=== Stored data entries ===

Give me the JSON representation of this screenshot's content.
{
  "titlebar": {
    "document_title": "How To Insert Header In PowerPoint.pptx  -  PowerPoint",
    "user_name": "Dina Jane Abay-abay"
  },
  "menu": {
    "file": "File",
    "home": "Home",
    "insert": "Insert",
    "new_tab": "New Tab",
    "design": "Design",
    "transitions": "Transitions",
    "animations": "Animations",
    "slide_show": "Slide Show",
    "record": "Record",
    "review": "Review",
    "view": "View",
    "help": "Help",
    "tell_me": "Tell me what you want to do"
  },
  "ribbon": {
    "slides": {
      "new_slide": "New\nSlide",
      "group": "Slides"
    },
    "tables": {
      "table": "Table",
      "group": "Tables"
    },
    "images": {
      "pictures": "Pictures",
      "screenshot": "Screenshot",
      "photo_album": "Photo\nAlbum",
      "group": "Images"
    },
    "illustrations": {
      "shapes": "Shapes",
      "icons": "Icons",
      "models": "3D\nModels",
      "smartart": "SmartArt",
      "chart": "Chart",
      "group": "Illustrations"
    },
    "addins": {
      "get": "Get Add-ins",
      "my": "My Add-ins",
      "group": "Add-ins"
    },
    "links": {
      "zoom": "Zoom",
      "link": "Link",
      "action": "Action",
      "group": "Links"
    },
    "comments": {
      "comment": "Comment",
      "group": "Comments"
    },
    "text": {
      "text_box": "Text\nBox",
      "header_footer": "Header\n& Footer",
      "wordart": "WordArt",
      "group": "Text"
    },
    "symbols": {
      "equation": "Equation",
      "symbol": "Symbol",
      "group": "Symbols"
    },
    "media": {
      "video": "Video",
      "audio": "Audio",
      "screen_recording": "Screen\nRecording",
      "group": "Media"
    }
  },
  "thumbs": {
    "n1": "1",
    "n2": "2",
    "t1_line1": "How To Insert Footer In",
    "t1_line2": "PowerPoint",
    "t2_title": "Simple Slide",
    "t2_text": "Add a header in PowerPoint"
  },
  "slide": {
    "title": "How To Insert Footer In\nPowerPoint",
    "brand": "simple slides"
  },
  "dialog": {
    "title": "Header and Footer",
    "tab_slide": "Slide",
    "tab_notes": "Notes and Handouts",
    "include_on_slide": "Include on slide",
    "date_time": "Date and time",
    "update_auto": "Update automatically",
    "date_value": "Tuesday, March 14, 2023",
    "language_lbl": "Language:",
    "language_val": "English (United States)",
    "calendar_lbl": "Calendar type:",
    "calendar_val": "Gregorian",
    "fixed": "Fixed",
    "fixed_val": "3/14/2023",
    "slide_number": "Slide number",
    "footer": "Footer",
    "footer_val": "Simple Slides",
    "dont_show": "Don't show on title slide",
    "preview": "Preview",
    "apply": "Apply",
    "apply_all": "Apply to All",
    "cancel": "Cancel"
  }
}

=== REQUIRED WORK ===
Reproduce the material above without altering a single character.

=== EXERCISE RESPONSE ===
Give me the JSON representation of this screenshot's content.
{
  "titlebar": {
    "document_title": "How To Insert Header In PowerPoint.pptx  -  PowerPoint",
    "user_name": "Dina Jane Abay-abay"
  },
  "menu": {
    "file": "File",
    "home": "Home",
    "insert": "Insert",
    "new_tab": "New Tab",
    "design": "Design",
    "transitions": "Transitions",
    "animations": "Animations",
    "slide_show": "Slide Show",
    "record": "Record",
    "review": "Review",
    "view": "View",
    "help": "Help",
    "tell_me": "Tell me what you want to do"
  },
  "ribbon": {
    "slides": {
      "new_slide": "New\nSlide",
      "group": "Slides"
    },
    "tables": {
      "table": "Table",
      "group": "Tables"
    },
    "images": {
      "pictures": "Pictures",
      "screenshot": "Screenshot",
      "photo_album": "Photo\nAlbum",
      "group": "Images"
    },
    "illustrations": {
      "shapes": "Shapes",
      "icons": "Icons",
      "models": "3D\nModels",
      "smartart": "SmartArt",
      "chart": "Chart",
      "group": "Illustrations"
    },
    "addins": {
      "get": "Get Add-ins",
      "my": "My Add-ins",
      "group": "Add-ins"
    },
    "links": {
      "zoom": "Zoom",
      "link": "Link",
      "action": "Action",
      "group": "Links"
    },
    "comments": {
      "comment": "Comment",
      "group": "Comments"
    },
    "text": {
      "text_box": "Text\nBox",
      "header_footer": "Header\n& Footer",
      "wordart": "WordArt",
      "group": "Text"
    },
    "symbols": {
      "equation": "Equation",
      "symbol": "Symbol",
      "group": "Symbols"
    },
    "media": {
      "video": "Video",
      "audio": "Audio",
      "screen_recording": "Screen\nRecording",
      "group": "Media"
    }
  },
  "thumbs": {
    "n1": "1",
    "n2": "2",
    "t1_line1": "How To Insert Footer In",
    "t1_line2": "PowerPoint",
    "t2_title": "Simple Slide",
    "t2_text": "Add a header in PowerPoint"
  },
  "slide": {
    "title": "How To Insert Footer In\nPowerPoint",
    "brand": "simple slides"
  },
  "dialog": {
    "title": "Header and Footer",
    "tab_slide": "Slide",
    "tab_notes": "Notes and Handouts",
    "include_on_slide": "Include on slide",
    "date_time": "Date and time",
    "update_auto": "Update automatically",
    "date_value": "Tuesday, March 14, 2023",
    "language_lbl": "Language:",
    "language_val": "English (United States)",
    "calendar_lbl": "Calendar type:",
    "calendar_val": "Gregorian",
    "fixed": "Fixed",
    "fixed_val": "3/14/2023",
    "slide_number": "Slide number",
    "footer": "Footer",
    "footer_val": "Simple Slides",
    "dont_show": "Don't show on title slide",
    "preview": "Preview",
    "apply": "Apply",
    "apply_all": "Apply to All",
    "cancel": "Cancel"
  }
}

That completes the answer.